> _Goal of the exercise_
Your task is to repeat the records exactly from the line containing "Transcribe the text in this document." onward, through the final line.

> _Given records_
____________

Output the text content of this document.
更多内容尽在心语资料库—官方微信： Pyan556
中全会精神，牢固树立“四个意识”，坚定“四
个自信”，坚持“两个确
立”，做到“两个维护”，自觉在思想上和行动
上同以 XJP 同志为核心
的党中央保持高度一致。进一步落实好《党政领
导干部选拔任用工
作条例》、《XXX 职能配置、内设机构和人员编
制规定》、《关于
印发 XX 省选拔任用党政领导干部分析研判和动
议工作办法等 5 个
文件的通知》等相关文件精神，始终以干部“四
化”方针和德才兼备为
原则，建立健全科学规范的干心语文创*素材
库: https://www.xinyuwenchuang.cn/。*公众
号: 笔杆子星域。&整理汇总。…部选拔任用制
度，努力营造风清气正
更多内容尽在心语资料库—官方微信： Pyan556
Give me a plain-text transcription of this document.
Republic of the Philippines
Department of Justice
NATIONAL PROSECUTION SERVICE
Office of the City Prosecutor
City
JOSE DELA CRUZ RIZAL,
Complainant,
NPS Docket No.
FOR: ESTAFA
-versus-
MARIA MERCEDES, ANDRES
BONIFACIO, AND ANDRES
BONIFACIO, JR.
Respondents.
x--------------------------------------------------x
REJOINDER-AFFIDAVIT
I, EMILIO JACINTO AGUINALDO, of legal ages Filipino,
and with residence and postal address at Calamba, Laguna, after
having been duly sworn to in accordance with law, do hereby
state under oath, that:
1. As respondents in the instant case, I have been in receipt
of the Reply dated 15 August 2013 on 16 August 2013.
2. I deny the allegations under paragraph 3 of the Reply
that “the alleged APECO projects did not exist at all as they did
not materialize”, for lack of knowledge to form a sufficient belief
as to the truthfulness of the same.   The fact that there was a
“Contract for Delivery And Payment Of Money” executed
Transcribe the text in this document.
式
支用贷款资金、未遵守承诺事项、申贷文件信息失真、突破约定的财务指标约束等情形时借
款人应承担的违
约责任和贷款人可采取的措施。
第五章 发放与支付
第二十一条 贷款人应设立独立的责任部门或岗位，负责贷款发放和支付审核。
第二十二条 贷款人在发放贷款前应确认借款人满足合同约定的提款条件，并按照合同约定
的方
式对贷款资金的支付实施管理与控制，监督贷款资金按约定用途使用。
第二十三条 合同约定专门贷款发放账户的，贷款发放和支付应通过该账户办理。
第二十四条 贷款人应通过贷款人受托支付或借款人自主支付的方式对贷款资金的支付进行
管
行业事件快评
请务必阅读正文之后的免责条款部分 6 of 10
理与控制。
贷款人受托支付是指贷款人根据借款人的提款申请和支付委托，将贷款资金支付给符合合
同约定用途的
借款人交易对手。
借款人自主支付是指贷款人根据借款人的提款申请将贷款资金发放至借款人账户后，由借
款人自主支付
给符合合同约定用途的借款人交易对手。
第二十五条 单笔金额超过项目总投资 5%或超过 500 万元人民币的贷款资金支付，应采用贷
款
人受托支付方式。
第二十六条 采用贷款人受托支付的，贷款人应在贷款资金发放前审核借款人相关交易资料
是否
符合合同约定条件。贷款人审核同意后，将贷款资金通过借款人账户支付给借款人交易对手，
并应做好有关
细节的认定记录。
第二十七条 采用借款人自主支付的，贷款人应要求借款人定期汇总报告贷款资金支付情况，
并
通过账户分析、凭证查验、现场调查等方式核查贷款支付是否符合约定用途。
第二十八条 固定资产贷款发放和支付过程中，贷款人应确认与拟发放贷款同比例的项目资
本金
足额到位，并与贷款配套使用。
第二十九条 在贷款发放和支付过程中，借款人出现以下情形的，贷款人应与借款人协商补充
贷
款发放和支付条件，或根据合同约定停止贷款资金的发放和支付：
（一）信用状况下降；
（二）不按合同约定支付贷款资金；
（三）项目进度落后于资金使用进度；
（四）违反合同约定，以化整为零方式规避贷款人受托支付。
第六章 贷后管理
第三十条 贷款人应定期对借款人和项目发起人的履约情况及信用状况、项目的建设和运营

____________

> _Result of the exercise_
Transcribe the text in this document.
式
支用贷款资金、未遵守承诺事项、申贷文件信息失真、突破约定的财务指标约束等情形时借
款人应承担的违
约责任和贷款人可采取的措施。
第五章 发放与支付
第二十一条 贷款人应设立独立的责任部门或岗位，负责贷款发放和支付审核。
第二十二条 贷款人在发放贷款前应确认借款人满足合同约定的提款条件，并按照合同约定
的方
式对贷款资金的支付实施管理与控制，监督贷款资金按约定用途使用。
第二十三条 合同约定专门贷款发放账户的，贷款发放和支付应通过该账户办理。
第二十四条 贷款人应通过贷款人受托支付或借款人自主支付的方式对贷款资金的支付进行
管
行业事件快评
请务必阅读正文之后的免责条款部分 6 of 10
理与控制。
贷款人受托支付是指贷款人根据借款人的提款申请和支付委托，将贷款资金支付给符合合
同约定用途的
借款人交易对手。
借款人自主支付是指贷款人根据借款人的提款申请将贷款资金发放至借款人账户后，由借
款人自主支付
给符合合同约定用途的借款人交易对手。
第二十五条 单笔金额超过项目总投资 5%或超过 500 万元人民币的贷款资金支付，应采用贷
款
人受托支付方式。
第二十六条 采用贷款人受托支付的，贷款人应在贷款资金发放前审核借款人相关交易资料
是否
符合合同约定条件。贷款人审核同意后，将贷款资金通过借款人账户支付给借款人交易对手，
并应做好有关
细节的认定记录。
第二十七条 采用借款人自主支付的，贷款人应要求借款人定期汇总报告贷款资金支付情况，
并
通过账户分析、凭证查验、现场调查等方式核查贷款支付是否符合约定用途。
第二十八条 固定资产贷款发放和支付过程中，贷款人应确认与拟发放贷款同比例的项目资
本金
足额到位，并与贷款配套使用。
第二十九条 在贷款发放和支付过程中，借款人出现以下情形的，贷款人应与借款人协商补充
贷
款发放和支付条件，或根据合同约定停止贷款资金的发放和支付：
（一）信用状况下降；
（二）不按合同约定支付贷款资金；
（三）项目进度落后于资金使用进度；
（四）违反合同约定，以化整为零方式规避贷款人受托支付。
第六章 贷后管理
第三十条 贷款人应定期对借款人和项目发起人的履约情况及信用状况、项目的建设和运营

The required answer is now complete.